WHAT THE TASK ASKS =>
Omitting the pictures, output all of the records precisely as written.

——

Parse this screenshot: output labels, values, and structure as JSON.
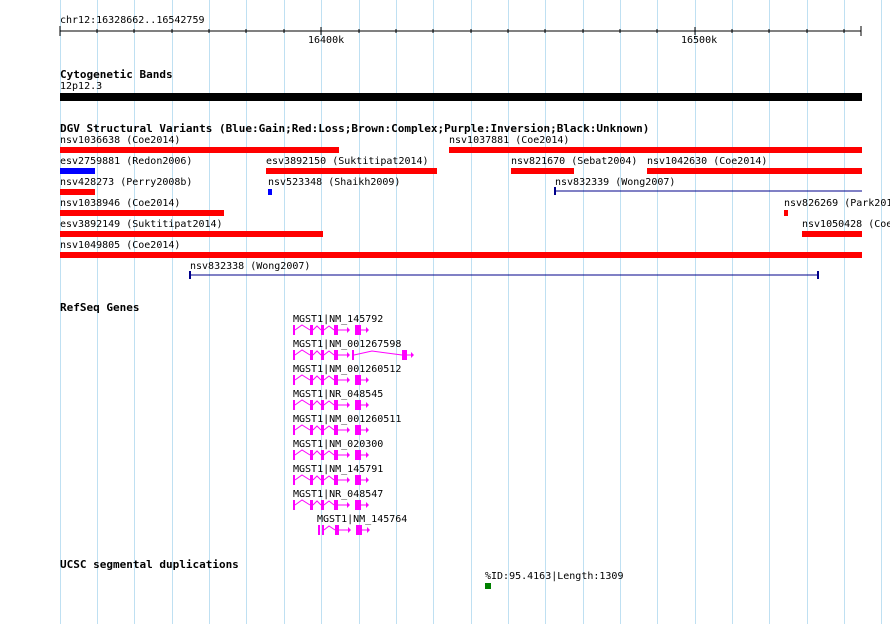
{
  "region": "chr12:16328662..16542759",
  "ruler": {
    "tick_labels": [
      "16400k",
      "16500k"
    ]
  },
  "tracks": {
    "cytoband": {
      "title": "Cytogenetic Bands",
      "band": "12p12.3"
    },
    "dgv": {
      "title": "DGV Structural Variants (Blue:Gain;Red:Loss;Brown:Complex;Purple:Inversion;Black:Unknown)",
      "features": [
        {
          "label": "nsv1036638 (Coe2014)"
        },
        {
          "label": "nsv1037881 (Coe2014)"
        },
        {
          "label": "esv2759881 (Redon2006)"
        },
        {
          "label": "esv3892150 (Suktitipat2014)"
        },
        {
          "label": "nsv821670 (Sebat2004)"
        },
        {
          "label": "nsv1042630 (Coe2014)"
        },
        {
          "label": "nsv428273 (Perry2008b)"
        },
        {
          "label": "nsv523348 (Shaikh2009)"
        },
        {
          "label": "nsv832339 (Wong2007)"
        },
        {
          "label": "nsv1038946 (Coe2014)"
        },
        {
          "label": "nsv826269 (Park201"
        },
        {
          "label": "esv3892149 (Suktitipat2014)"
        },
        {
          "label": "nsv1050428 (Coe"
        },
        {
          "label": "nsv1049805 (Coe2014)"
        },
        {
          "label": "nsv832338 (Wong2007)"
        }
      ]
    },
    "refseq": {
      "title": "RefSeq Genes",
      "genes": [
        {
          "label": "MGST1|NM_145792"
        },
        {
          "label": "MGST1|NM_001267598"
        },
        {
          "label": "MGST1|NM_001260512"
        },
        {
          "label": "MGST1|NR_048545"
        },
        {
          "label": "MGST1|NM_001260511"
        },
        {
          "label": "MGST1|NM_020300"
        },
        {
          "label": "MGST1|NM_145791"
        },
        {
          "label": "MGST1|NR_048547"
        },
        {
          "label": "MGST1|NM_145764"
        }
      ]
    },
    "segdup": {
      "title": "UCSC segmental duplications",
      "feature_label": "%ID:95.4163|Length:1309"
    }
  },
  "colors": {
    "gain": "#0000ff",
    "loss": "#ff0000",
    "line_feature": "#00008b",
    "gene": "#ff00ff",
    "segdup": "#008000",
    "grid": "#bfe0f2",
    "cytoband": "#000000"
  }
}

——

YOUR SOLUTION =>
Parse this screenshot: output labels, values, and structure as JSON.
{
  "region": "chr12:16328662..16542759",
  "ruler": {
    "tick_labels": [
      "16400k",
      "16500k"
    ]
  },
  "tracks": {
    "cytoband": {
      "title": "Cytogenetic Bands",
      "band": "12p12.3"
    },
    "dgv": {
      "title": "DGV Structural Variants (Blue:Gain;Red:Loss;Brown:Complex;Purple:Inversion;Black:Unknown)",
      "features": [
        {
          "label": "nsv1036638 (Coe2014)"
        },
        {
          "label": "nsv1037881 (Coe2014)"
        },
        {
          "label": "esv2759881 (Redon2006)"
        },
        {
          "label": "esv3892150 (Suktitipat2014)"
        },
        {
          "label": "nsv821670 (Sebat2004)"
        },
        {
          "label": "nsv1042630 (Coe2014)"
        },
        {
          "label": "nsv428273 (Perry2008b)"
        },
        {
          "label": "nsv523348 (Shaikh2009)"
        },
        {
          "label": "nsv832339 (Wong2007)"
        },
        {
          "label": "nsv1038946 (Coe2014)"
        },
        {
          "label": "nsv826269 (Park201"
        },
        {
          "label": "esv3892149 (Suktitipat2014)"
        },
        {
          "label": "nsv1050428 (Coe"
        },
        {
          "label": "nsv1049805 (Coe2014)"
        },
        {
          "label": "nsv832338 (Wong2007)"
        }
      ]
    },
    "refseq": {
      "title": "RefSeq Genes",
      "genes": [
        {
          "label": "MGST1|NM_145792"
        },
        {
          "label": "MGST1|NM_001267598"
        },
        {
          "label": "MGST1|NM_001260512"
        },
        {
          "label": "MGST1|NR_048545"
        },
        {
          "label": "MGST1|NM_001260511"
        },
        {
          "label": "MGST1|NM_020300"
        },
        {
          "label": "MGST1|NM_145791"
        },
        {
          "label": "MGST1|NR_048547"
        },
        {
          "label": "MGST1|NM_145764"
        }
      ]
    },
    "segdup": {
      "title": "UCSC segmental duplications",
      "feature_label": "%ID:95.4163|Length:1309"
    }
  },
  "colors": {
    "gain": "#0000ff",
    "loss": "#ff0000",
    "line_feature": "#00008b",
    "gene": "#ff00ff",
    "segdup": "#008000",
    "grid": "#bfe0f2",
    "cytoband": "#000000"
  }
}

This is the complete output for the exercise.